EXERCISE GOAL
Look through the entries below and say how many lines contain the string "Mostly". Give the number only.

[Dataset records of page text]

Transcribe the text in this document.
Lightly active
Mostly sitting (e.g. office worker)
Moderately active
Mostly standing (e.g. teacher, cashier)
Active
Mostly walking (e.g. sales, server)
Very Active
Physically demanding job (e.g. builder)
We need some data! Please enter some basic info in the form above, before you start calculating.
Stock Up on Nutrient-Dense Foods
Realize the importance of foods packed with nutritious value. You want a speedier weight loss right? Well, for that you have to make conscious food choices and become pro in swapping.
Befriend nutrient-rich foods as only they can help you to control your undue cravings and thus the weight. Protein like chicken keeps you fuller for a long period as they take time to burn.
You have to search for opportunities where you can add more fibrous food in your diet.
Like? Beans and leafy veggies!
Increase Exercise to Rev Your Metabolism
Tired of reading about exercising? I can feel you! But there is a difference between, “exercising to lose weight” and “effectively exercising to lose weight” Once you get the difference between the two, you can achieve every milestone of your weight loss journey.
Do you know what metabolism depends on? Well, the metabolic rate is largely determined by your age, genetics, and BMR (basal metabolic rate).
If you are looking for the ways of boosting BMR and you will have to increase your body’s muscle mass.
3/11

FINAL ANSWER
3